**Dataset records:**
******************************

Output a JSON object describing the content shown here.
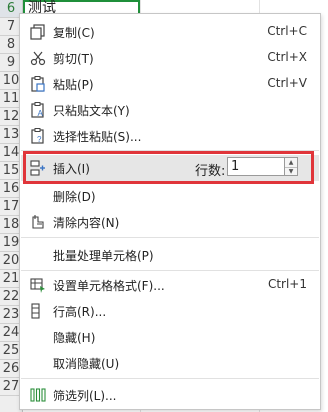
{
  "sheet": {
    "active_cell_text": "测试",
    "row_numbers": [
      "6",
      "7",
      "8",
      "9",
      "10",
      "11",
      "12",
      "13",
      "14",
      "15",
      "16",
      "17",
      "18",
      "19",
      "20",
      "21",
      "22",
      "23",
      "24",
      "25",
      "26",
      "27"
    ]
  },
  "menu": {
    "copy": {
      "label": "复制(C)",
      "shortcut": "Ctrl+C"
    },
    "cut": {
      "label": "剪切(T)",
      "shortcut": "Ctrl+X"
    },
    "paste": {
      "label": "粘贴(P)",
      "shortcut": "Ctrl+V"
    },
    "paste_text": {
      "label": "只粘贴文本(Y)"
    },
    "paste_special": {
      "label": "选择性粘贴(S)..."
    },
    "insert": {
      "label": "插入(I)",
      "rows_label": "行数:",
      "rows_value": "1"
    },
    "delete": {
      "label": "删除(D)"
    },
    "clear": {
      "label": "清除内容(N)"
    },
    "batch": {
      "label": "批量处理单元格(P)"
    },
    "format": {
      "label": "设置单元格格式(F)...",
      "shortcut": "Ctrl+1"
    },
    "row_height": {
      "label": "行高(R)..."
    },
    "hide": {
      "label": "隐藏(H)"
    },
    "unhide": {
      "label": "取消隐藏(U)"
    },
    "filter_col": {
      "label": "筛选列(L)..."
    }
  },
  "colors": {
    "highlight_border": "#e0353a",
    "active_cell_border": "#1f8f3a"
  }
}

******************************

**TASK DESCRIPTION:** From the entries above, copy every line containing the word "shortcut".

**RESULT OF THIS EXERCISE:**
      "shortcut": "Ctrl+C"
      "shortcut": "Ctrl+X"
      "shortcut": "Ctrl+V"
      "shortcut": "Ctrl+1"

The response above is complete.